PROBLEM TO SOLVE:
Your result should be the lines holding the word "Fiber", copied from the entries below.

▼▼▼

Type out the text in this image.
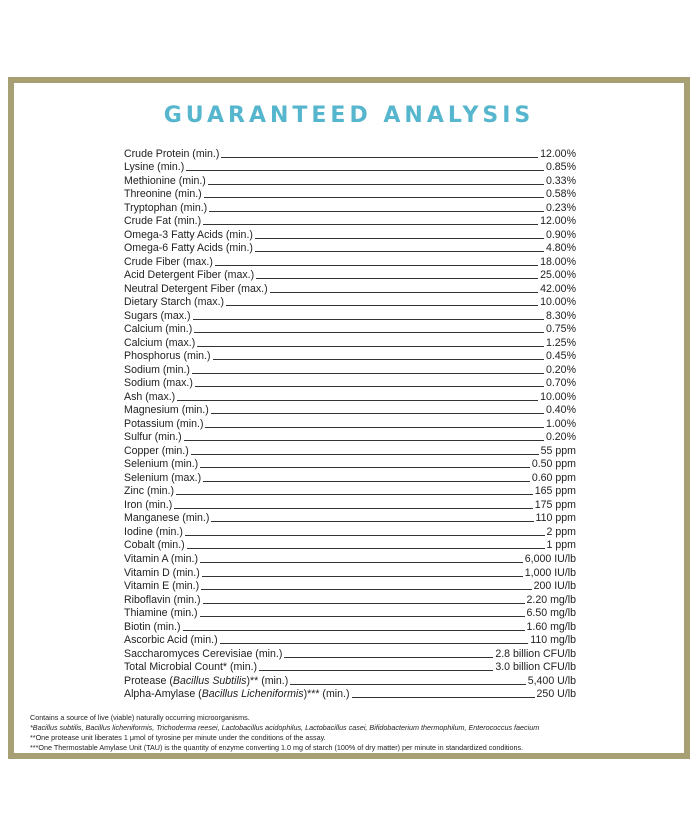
GUARANTEED ANALYSIS
Crude Protein (min.)	12.00%
Lysine (min.)	0.85%
Methionine (min.)	0.33%
Threonine (min.)	0.58%
Tryptophan (min.)	0.23%
Crude Fat (min.)	12.00%
Omega-3 Fatty Acids (min.)	0.90%
Omega-6 Fatty Acids (min.)	4.80%
Crude Fiber (max.)	18.00%
Acid Detergent Fiber (max.)	25.00%
Neutral Detergent Fiber (max.)	42.00%
Dietary Starch (max.)	10.00%
Sugars (max.)	8.30%
Calcium (min.)	0.75%
Calcium (max.)	1.25%
Phosphorus (min.)	0.45%
Sodium (min.)	0.20%
Sodium (max.)	0.70%
Ash (max.)	10.00%
Magnesium (min.)	0.40%
Potassium (min.)	1.00%
Sulfur (min.)	0.20%
Copper (min.)	55 ppm
Selenium (min.)	0.50 ppm
Selenium (max.)	0.60 ppm
Zinc (min.)	165 ppm
Iron (min.)	175 ppm
Manganese (min.)	110 ppm
Iodine (min.)	2 ppm
Cobalt (min.)	1 ppm
Vitamin A (min.)	6,000 IU/lb
Vitamin D (min.)	1,000 IU/lb
Vitamin E (min.)	200 IU/lb
Riboflavin (min.)	2.20 mg/lb
Thiamine (min.)	6.50 mg/lb
Biotin (min.)	1.60 mg/lb
Ascorbic Acid (min.)	110 mg/lb
Saccharomyces Cerevisiae (min.)	2.8 billion CFU/lb
Total Microbial Count* (min.)	3.0 billion CFU/lb
Protease (Bacillus Subtilis)** (min.)	5,400 U/lb
Alpha-Amylase (Bacillus Licheniformis)*** (min.)	250 U/lb

Contains a source of live (viable) naturally occurring microorganisms.

*Bacillus subtilis, Bacillus licheniformis, Trichoderma reesei, Lactobacillus acidophilus, Lactobacillus casei, Bifidobacterium thermophilum, Enterococcus faecium

**One protease unit liberates 1 μmol of tyrosine per minute under the conditions of the assay.

***One Thermostable Amylase Unit (TAU) is the quantity of enzyme converting 1.0 mg of starch (100% of dry matter) per minute in standardized conditions.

▲▲▲

OUTPUT BELOW:
Crude Fiber (max.)	18.00%
Acid Detergent Fiber (max.)	25.00%
Neutral Detergent Fiber (max.)	42.00%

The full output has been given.